## Given passage:
------

Missa Luba etc

blissblogger

Well-known member
calling African music experts, world-ists, field recordings buffs etc:

what is the standing within the cognoscenti of the Missa records? everybody knows Missa Luba as heard on the movie If, but there was a whole spate of them, right?

and what exactly are they, musically? Church-music influenced African plainsong?

i ask because in our apartment buidling people don't chuck out their old bks, records, etc, they leave them in the foyer for other residents, and in a stack of old vinyl i found a record called Missa Kwango by Les Petits Chanteurs-Danseurs De Kenge, on Philips, very attractive cover . Took it upstairs and imagine my disappointment when the vinyl inside turned out to be a scratched copy of the musical Gigi!
 

arcaNa

Snakes + Ladders
...I have the "Missa Luba"- record, the exact same one used in the film "If..."

------

## Dataset excerpt:
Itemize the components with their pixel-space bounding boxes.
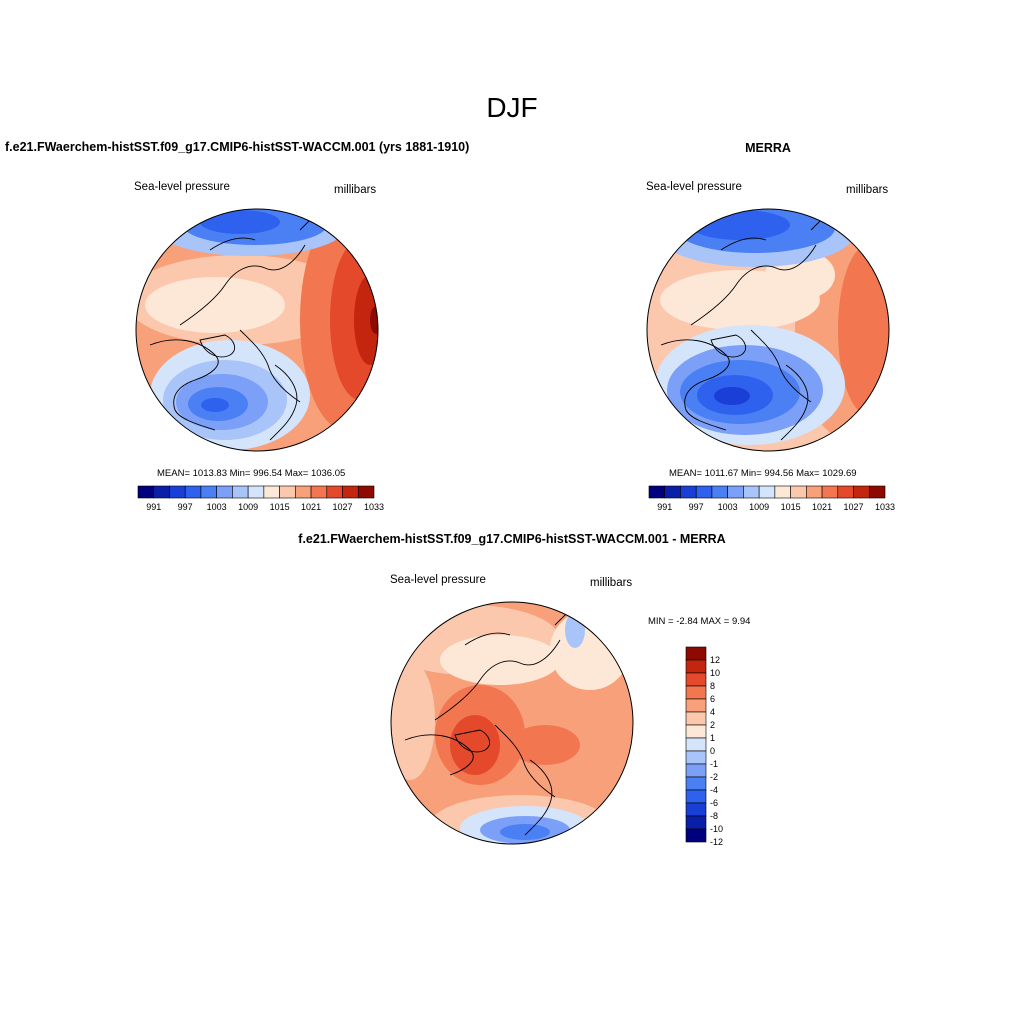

------

## Task instructions:
a – Answer these about the forum thread on Missa records:
(i) In what film does the first poster say Missa Luba was heard?
(ii) On which label was the Missa Kwango record issued?
(iii) What turned out to be on the vinyl inside the Missa Kwango sleeve?
b – Please continue the forum thread about Missa records from its last post.
The listing above comes from a different source than the forum thread.

## Results of the exercise:
a –
(i) If
(ii) Philips
(iii) A scratched copy of the musical Gigi

b –
It is by (if memory serves me correctly,haven't got the record with me right now) les Trubadours de Roi Badumi... very beautiful cover, beige/earth-toned background colour and stylisized faces in dark brown...(will try and get the scanner to work so i can post up a scan later! it is a beautiful cover... :) !)

-IMO, the group was an african, christian/catholic music group/choir... African,xtian church music was/is, in my limited knowledge, very much influenced by older african songpatterns, so that the music you'll get will be a fusion of western and african tradition... (i bet the european church people didn't allow any percussion in the picture,though- "pagan" as they definatelt thought it were- but the percussive elements would be transformed/fusioned into the vocal rhythm patters instead, i.e. so you would get something like choral counterpoint- think Johann Sebastian Bach and his counterpoint in the Johannes Passion, for instance- different voices working against each other in distinctive patterns, intertwining, working together, driving each other forward, and parting again, only to meet again....beautiful.) :cool:

-don't know anything about the "other" similar records, but have heard that re: the music, it was pretty much the same...have yet to find out the name of the composer,though...won't surprise me if the composer wasn't African... i think there was a choir from Nairobi who did a more recent recording of it, but the "famous"/more critically acclaimed version of the piece is definately the one used in the Anderson film, AFAIK....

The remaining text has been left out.